Extract all lines containing "字第四笔是".

▸ **Records from a data source**:
--------------------------------------------------
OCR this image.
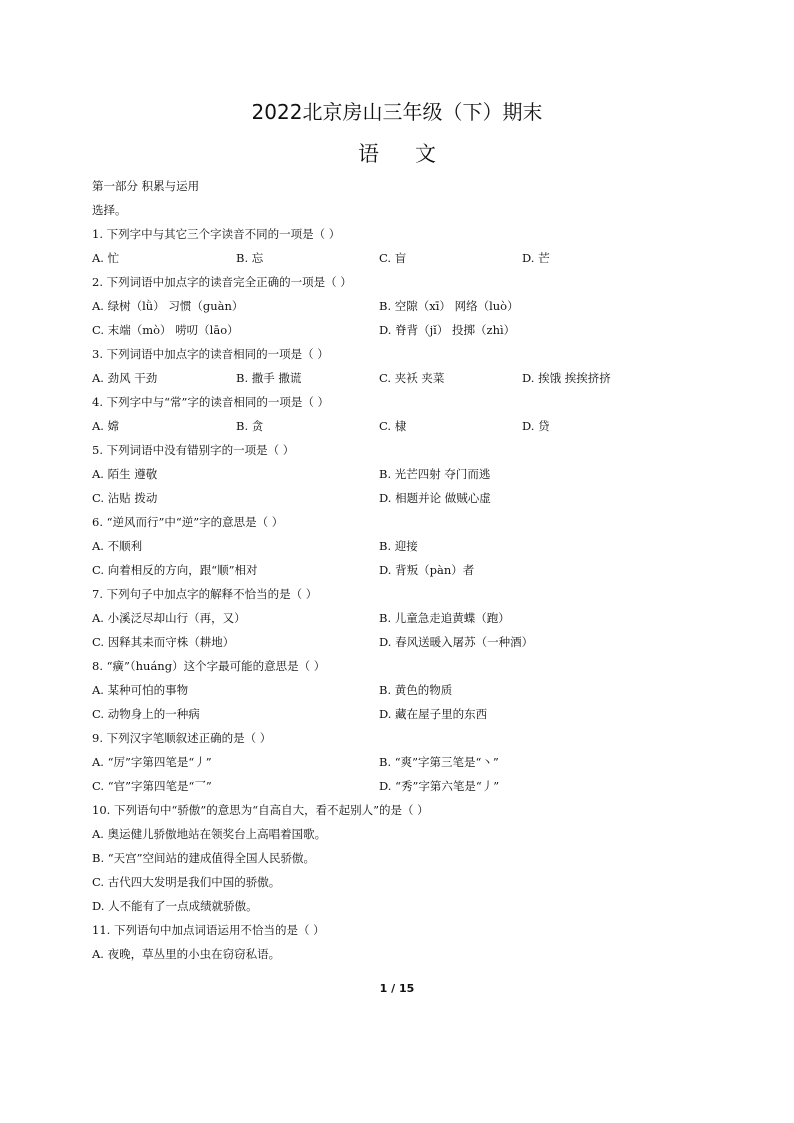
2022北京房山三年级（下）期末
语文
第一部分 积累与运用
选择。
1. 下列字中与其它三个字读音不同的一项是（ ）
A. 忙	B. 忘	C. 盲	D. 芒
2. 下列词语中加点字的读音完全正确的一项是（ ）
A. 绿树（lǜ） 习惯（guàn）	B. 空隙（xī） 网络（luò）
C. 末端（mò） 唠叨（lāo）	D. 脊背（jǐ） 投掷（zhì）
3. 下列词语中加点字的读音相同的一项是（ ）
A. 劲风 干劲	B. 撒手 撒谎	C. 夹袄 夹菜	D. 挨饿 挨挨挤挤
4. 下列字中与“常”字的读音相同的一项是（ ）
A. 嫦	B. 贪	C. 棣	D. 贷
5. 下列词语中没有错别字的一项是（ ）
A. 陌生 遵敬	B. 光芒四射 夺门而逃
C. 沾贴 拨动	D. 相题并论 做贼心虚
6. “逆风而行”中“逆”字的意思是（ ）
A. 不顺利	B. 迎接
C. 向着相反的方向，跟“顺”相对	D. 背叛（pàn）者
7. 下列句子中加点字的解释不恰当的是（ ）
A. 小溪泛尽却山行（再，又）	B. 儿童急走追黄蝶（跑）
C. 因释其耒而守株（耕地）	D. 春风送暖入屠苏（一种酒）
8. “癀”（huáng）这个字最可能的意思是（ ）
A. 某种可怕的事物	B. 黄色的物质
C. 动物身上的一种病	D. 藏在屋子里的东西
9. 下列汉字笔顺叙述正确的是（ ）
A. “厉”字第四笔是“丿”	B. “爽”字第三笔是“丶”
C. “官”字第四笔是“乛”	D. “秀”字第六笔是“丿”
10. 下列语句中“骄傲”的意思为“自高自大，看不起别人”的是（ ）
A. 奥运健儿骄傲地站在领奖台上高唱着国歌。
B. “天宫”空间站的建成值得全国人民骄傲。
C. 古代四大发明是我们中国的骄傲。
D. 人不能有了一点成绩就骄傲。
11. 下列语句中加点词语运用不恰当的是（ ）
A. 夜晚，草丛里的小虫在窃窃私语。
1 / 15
--------------------------------------------------
▸ **SOLUTION FOR THIS TASK**:
A. “厉”字第四笔是“丿”	B. “爽”字第三笔是“丶”
C. “官”字第四笔是“乛”	D. “秀”字第六笔是“丿”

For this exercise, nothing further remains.